▶ **What to do**
Copy the records below exactly as they appear.

-- START OF Excerpted records --

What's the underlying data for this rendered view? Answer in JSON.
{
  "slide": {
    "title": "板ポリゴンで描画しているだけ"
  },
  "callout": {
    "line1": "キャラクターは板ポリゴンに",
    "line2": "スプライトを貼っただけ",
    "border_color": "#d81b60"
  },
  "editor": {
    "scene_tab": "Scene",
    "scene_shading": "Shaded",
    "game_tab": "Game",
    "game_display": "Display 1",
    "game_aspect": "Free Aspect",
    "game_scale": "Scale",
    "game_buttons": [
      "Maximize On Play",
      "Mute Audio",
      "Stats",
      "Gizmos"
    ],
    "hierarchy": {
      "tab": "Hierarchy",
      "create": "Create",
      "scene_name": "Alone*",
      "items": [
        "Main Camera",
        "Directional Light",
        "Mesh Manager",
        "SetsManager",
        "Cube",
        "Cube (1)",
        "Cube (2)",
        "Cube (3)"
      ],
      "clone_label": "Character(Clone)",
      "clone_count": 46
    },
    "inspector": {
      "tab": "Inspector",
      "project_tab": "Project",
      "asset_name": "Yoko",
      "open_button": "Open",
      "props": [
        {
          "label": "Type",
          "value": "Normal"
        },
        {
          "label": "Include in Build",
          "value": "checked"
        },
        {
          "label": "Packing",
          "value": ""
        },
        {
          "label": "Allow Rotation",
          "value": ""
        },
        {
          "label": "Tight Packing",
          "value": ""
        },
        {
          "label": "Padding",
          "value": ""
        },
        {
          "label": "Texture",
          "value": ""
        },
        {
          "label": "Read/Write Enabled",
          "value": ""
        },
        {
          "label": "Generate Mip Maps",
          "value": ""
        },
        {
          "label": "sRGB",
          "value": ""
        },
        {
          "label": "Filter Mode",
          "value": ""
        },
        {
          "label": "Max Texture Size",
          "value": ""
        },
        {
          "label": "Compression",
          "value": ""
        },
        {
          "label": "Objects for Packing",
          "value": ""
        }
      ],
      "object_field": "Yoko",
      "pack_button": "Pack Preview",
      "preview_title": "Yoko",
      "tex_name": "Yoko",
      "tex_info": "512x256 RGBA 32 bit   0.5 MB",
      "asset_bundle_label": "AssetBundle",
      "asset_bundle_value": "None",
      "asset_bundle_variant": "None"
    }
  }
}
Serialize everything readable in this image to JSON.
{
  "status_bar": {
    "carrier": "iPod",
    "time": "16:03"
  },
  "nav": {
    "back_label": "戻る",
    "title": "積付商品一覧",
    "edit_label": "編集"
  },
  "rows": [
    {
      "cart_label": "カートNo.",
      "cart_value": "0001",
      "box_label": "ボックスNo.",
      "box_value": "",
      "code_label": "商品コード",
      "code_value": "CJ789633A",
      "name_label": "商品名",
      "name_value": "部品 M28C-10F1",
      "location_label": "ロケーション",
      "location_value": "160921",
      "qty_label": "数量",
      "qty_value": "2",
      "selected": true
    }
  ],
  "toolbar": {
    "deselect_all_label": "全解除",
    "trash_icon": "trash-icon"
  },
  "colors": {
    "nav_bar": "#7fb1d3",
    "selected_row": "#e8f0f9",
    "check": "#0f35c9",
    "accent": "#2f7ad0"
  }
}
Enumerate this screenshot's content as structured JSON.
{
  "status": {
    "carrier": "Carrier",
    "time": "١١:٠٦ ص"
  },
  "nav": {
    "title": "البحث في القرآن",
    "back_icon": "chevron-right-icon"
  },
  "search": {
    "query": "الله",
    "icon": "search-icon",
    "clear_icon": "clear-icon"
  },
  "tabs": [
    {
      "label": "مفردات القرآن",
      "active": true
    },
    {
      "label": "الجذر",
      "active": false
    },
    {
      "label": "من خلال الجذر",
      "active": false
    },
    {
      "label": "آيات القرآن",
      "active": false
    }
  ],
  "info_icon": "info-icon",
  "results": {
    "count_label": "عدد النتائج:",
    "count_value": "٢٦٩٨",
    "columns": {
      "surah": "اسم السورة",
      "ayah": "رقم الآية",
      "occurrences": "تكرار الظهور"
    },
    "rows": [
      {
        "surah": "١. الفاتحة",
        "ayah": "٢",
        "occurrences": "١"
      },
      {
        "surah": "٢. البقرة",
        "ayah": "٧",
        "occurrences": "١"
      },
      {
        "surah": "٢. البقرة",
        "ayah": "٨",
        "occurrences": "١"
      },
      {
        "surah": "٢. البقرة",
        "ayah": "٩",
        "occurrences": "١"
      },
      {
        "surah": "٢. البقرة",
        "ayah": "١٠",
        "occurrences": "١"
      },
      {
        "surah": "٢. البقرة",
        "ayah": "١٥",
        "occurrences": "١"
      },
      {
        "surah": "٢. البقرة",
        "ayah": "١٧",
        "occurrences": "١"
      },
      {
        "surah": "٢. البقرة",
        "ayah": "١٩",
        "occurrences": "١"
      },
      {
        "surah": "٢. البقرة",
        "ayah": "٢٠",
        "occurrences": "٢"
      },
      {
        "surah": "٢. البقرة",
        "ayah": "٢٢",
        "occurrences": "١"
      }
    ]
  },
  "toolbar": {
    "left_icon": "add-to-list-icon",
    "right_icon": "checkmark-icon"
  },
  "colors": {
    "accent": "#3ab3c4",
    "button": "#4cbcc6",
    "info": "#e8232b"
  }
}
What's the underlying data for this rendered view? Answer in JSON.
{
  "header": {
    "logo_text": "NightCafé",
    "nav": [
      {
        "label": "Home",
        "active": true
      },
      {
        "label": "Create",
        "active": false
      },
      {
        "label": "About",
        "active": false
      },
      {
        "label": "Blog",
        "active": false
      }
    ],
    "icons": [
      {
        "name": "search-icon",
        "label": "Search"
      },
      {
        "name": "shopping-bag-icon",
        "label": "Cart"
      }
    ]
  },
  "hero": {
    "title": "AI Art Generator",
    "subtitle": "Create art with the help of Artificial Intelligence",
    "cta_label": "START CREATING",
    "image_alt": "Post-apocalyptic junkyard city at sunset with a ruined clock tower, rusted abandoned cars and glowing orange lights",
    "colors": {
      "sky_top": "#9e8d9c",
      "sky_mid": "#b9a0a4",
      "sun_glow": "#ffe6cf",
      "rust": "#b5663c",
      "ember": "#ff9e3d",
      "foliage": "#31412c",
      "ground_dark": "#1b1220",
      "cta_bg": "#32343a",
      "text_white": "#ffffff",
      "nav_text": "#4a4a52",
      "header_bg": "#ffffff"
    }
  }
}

-- END OF Excerpted records --

▶ **Finished exercise**
What's the underlying data for this rendered view? Answer in JSON.
{
  "slide": {
    "title": "板ポリゴンで描画しているだけ"
  },
  "callout": {
    "line1": "キャラクターは板ポリゴンに",
    "line2": "スプライトを貼っただけ",
    "border_color": "#d81b60"
  },
  "editor": {
    "scene_tab": "Scene",
    "scene_shading": "Shaded",
    "game_tab": "Game",
    "game_display": "Display 1",
    "game_aspect": "Free Aspect",
    "game_scale": "Scale",
    "game_buttons": [
      "Maximize On Play",
      "Mute Audio",
      "Stats",
      "Gizmos"
    ],
    "hierarchy": {
      "tab": "Hierarchy",
      "create": "Create",
      "scene_name": "Alone*",
      "items": [
        "Main Camera",
        "Directional Light",
        "Mesh Manager",
        "SetsManager",
        "Cube",
        "Cube (1)",
        "Cube (2)",
        "Cube (3)"
      ],
      "clone_label": "Character(Clone)",
      "clone_count": 46
    },
    "inspector": {
      "tab": "Inspector",
      "project_tab": "Project",
      "asset_name": "Yoko",
      "open_button": "Open",
      "props": [
        {
          "label": "Type",
          "value": "Normal"
        },
        {
          "label": "Include in Build",
          "value": "checked"
        },
        {
          "label": "Packing",
          "value": ""
        },
        {
          "label": "Allow Rotation",
          "value": ""
        },
        {
          "label": "Tight Packing",
          "value": ""
        },
        {
          "label": "Padding",
          "value": ""
        },
        {
          "label": "Texture",
          "value": ""
        },
        {
          "label": "Read/Write Enabled",
          "value": ""
        },
        {
          "label": "Generate Mip Maps",
          "value": ""
        },
        {
          "label": "sRGB",
          "value": ""
        },
        {
          "label": "Filter Mode",
          "value": ""
        },
        {
          "label": "Max Texture Size",
          "value": ""
        },
        {
          "label": "Compression",
          "value": ""
        },
        {
          "label": "Objects for Packing",
          "value": ""
        }
      ],
      "object_field": "Yoko",
      "pack_button": "Pack Preview",
      "preview_title": "Yoko",
      "tex_name": "Yoko",
      "tex_info": "512x256 RGBA 32 bit   0.5 MB",
      "asset_bundle_label": "AssetBundle",
      "asset_bundle_value": "None",
      "asset_bundle_variant": "None"
    }
  }
}
Serialize everything readable in this image to JSON.
{
  "status_bar": {
    "carrier": "iPod",
    "time": "16:03"
  },
  "nav": {
    "back_label": "戻る",
    "title": "積付商品一覧",
    "edit_label": "編集"
  },
  "rows": [
    {
      "cart_label": "カートNo.",
      "cart_value": "0001",
      "box_label": "ボックスNo.",
      "box_value": "",
      "code_label": "商品コード",
      "code_value": "CJ789633A",
      "name_label": "商品名",
      "name_value": "部品 M28C-10F1",
      "location_label": "ロケーション",
      "location_value": "160921",
      "qty_label": "数量",
      "qty_value": "2",
      "selected": true
    }
  ],
  "toolbar": {
    "deselect_all_label": "全解除",
    "trash_icon": "trash-icon"
  },
  "colors": {
    "nav_bar": "#7fb1d3",
    "selected_row": "#e8f0f9",
    "check": "#0f35c9",
    "accent": "#2f7ad0"
  }
}
Enumerate this screenshot's content as structured JSON.
{
  "status": {
    "carrier": "Carrier",
    "time": "١١:٠٦ ص"
  },
  "nav": {
    "title": "البحث في القرآن",
    "back_icon": "chevron-right-icon"
  },
  "search": {
    "query": "الله",
    "icon": "search-icon",
    "clear_icon": "clear-icon"
  },
  "tabs": [
    {
      "label": "مفردات القرآن",
      "active": true
    },
    {
      "label": "الجذر",
      "active": false
    },
    {
      "label": "من خلال الجذر",
      "active": false
    },
    {
      "label": "آيات القرآن",
      "active": false
    }
  ],
  "info_icon": "info-icon",
  "results": {
    "count_label": "عدد النتائج:",
    "count_value": "٢٦٩٨",
    "columns": {
      "surah": "اسم السورة",
      "ayah": "رقم الآية",
      "occurrences": "تكرار الظهور"
    },
    "rows": [
      {
        "surah": "١. الفاتحة",
        "ayah": "٢",
        "occurrences": "١"
      },
      {
        "surah": "٢. البقرة",
        "ayah": "٧",
        "occurrences": "١"
      },
      {
        "surah": "٢. البقرة",
        "ayah": "٨",
        "occurrences": "١"
      },
      {
        "surah": "٢. البقرة",
        "ayah": "٩",
        "occurrences": "١"
      },
      {
        "surah": "٢. البقرة",
        "ayah": "١٠",
        "occurrences": "١"
      },
      {
        "surah": "٢. البقرة",
        "ayah": "١٥",
        "occurrences": "١"
      },
      {
        "surah": "٢. البقرة",
        "ayah": "١٧",
        "occurrences": "١"
      },
      {
        "surah": "٢. البقرة",
        "ayah": "١٩",
        "occurrences": "١"
      },
      {
        "surah": "٢. البقرة",
        "ayah": "٢٠",
        "occurrences": "٢"
      },
      {
        "surah": "٢. البقرة",
        "ayah": "٢٢",
        "occurrences": "١"
      }
    ]
  },
  "toolbar": {
    "left_icon": "add-to-list-icon",
    "right_icon": "checkmark-icon"
  },
  "colors": {
    "accent": "#3ab3c4",
    "button": "#4cbcc6",
    "info": "#e8232b"
  }
}
What's the underlying data for this rendered view? Answer in JSON.
{
  "header": {
    "logo_text": "NightCafé",
    "nav": [
      {
        "label": "Home",
        "active": true
      },
      {
        "label": "Create",
        "active": false
      },
      {
        "label": "About",
        "active": false
      },
      {
        "label": "Blog",
        "active": false
      }
    ],
    "icons": [
      {
        "name": "search-icon",
        "label": "Search"
      },
      {
        "name": "shopping-bag-icon",
        "label": "Cart"
      }
    ]
  },
  "hero": {
    "title": "AI Art Generator",
    "subtitle": "Create art with the help of Artificial Intelligence",
    "cta_label": "START CREATING",
    "image_alt": "Post-apocalyptic junkyard city at sunset with a ruined clock tower, rusted abandoned cars and glowing orange lights",
    "colors": {
      "sky_top": "#9e8d9c",
      "sky_mid": "#b9a0a4",
      "sun_glow": "#ffe6cf",
      "rust": "#b5663c",
      "ember": "#ff9e3d",
      "foliage": "#31412c",
      "ground_dark": "#1b1220",
      "cta_bg": "#32343a",
      "text_white": "#ffffff",
      "nav_text": "#4a4a52",
      "header_bg": "#ffffff"
    }
  }
}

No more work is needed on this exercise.